**WHAT IS REQUIRED**: In the records that follow, show each line where the word "document" is present.

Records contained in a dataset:

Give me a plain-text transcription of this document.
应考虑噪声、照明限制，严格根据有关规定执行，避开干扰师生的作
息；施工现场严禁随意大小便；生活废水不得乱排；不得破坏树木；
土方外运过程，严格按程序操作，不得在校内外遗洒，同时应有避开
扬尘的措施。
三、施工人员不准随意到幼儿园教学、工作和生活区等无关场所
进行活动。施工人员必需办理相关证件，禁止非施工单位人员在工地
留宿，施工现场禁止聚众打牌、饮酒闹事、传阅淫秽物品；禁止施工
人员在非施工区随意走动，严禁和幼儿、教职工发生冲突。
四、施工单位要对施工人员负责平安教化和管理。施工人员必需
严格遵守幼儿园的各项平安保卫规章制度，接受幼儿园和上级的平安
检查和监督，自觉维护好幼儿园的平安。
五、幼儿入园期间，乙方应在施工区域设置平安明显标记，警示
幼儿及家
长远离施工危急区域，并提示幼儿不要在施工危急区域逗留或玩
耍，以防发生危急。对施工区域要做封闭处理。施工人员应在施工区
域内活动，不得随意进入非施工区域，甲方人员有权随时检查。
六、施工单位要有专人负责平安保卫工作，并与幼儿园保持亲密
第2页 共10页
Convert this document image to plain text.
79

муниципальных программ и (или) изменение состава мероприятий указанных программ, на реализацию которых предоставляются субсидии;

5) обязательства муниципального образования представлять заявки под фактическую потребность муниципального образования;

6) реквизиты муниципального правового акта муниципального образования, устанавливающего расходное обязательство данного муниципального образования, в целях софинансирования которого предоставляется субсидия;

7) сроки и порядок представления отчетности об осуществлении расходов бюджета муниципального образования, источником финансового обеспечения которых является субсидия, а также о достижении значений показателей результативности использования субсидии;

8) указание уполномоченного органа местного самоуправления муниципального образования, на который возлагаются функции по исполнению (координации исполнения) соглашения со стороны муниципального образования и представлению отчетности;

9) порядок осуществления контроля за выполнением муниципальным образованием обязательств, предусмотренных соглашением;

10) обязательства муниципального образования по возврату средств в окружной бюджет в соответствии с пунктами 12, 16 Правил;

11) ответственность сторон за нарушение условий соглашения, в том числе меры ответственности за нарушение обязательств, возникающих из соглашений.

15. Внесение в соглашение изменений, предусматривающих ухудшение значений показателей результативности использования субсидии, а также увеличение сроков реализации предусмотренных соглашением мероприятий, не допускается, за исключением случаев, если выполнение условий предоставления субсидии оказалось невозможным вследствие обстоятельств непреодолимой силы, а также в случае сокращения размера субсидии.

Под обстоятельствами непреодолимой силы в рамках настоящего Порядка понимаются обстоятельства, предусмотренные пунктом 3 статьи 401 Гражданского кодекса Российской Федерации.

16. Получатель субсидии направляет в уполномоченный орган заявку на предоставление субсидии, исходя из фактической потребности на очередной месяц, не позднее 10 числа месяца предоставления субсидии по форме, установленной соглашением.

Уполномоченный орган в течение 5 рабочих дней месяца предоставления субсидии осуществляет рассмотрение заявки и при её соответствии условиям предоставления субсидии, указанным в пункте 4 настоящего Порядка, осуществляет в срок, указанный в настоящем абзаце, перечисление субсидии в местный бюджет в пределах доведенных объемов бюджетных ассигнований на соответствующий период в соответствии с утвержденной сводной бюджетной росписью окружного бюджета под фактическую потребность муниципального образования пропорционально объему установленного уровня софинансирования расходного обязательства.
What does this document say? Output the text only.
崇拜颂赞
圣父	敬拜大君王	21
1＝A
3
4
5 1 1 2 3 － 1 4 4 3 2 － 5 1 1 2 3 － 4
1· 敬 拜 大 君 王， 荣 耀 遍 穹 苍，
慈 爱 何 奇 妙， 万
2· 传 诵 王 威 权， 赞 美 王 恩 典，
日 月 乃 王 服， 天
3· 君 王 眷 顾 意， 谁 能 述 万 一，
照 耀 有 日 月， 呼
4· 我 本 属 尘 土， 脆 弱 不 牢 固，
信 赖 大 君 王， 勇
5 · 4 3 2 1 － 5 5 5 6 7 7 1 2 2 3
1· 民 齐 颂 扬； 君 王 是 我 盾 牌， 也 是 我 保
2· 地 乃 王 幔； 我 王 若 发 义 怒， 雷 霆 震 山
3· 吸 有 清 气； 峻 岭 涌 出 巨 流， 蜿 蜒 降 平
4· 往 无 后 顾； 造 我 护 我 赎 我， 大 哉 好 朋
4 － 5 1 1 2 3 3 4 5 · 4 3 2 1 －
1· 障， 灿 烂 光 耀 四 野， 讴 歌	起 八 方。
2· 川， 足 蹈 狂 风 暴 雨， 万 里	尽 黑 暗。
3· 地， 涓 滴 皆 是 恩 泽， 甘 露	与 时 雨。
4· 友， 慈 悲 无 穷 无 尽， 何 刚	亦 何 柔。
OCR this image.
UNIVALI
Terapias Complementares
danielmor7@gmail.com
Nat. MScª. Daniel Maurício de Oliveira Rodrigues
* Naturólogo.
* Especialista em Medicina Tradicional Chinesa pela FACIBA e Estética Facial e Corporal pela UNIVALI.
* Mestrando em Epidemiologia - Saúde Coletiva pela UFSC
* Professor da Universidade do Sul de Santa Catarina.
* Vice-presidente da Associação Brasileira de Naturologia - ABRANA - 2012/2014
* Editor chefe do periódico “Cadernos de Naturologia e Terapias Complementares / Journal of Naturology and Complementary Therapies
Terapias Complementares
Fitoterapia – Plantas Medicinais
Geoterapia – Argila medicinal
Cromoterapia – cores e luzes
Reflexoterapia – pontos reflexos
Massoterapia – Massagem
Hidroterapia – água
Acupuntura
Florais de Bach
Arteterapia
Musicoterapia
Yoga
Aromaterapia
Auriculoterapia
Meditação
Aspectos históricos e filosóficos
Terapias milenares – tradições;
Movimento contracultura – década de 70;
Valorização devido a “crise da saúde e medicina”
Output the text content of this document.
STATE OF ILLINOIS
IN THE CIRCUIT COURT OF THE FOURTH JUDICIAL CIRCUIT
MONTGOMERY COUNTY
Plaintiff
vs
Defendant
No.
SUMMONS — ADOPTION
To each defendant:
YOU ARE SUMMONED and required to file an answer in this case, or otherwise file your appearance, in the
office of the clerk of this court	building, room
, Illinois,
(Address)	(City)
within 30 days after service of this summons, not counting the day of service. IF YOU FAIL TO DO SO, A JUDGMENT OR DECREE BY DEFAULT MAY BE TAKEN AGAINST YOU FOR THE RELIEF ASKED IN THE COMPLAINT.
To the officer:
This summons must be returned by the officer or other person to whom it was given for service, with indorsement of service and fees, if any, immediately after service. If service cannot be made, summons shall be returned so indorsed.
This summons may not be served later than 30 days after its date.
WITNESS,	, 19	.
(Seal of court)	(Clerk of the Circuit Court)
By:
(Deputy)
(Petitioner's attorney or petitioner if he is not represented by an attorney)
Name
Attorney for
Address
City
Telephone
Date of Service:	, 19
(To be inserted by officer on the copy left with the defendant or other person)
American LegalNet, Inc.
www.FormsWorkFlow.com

**SOLUTION BELOW**:
Give me a plain-text transcription of this document.
Convert this document image to plain text.
What does this document say? Output the text only.
Output the text content of this document.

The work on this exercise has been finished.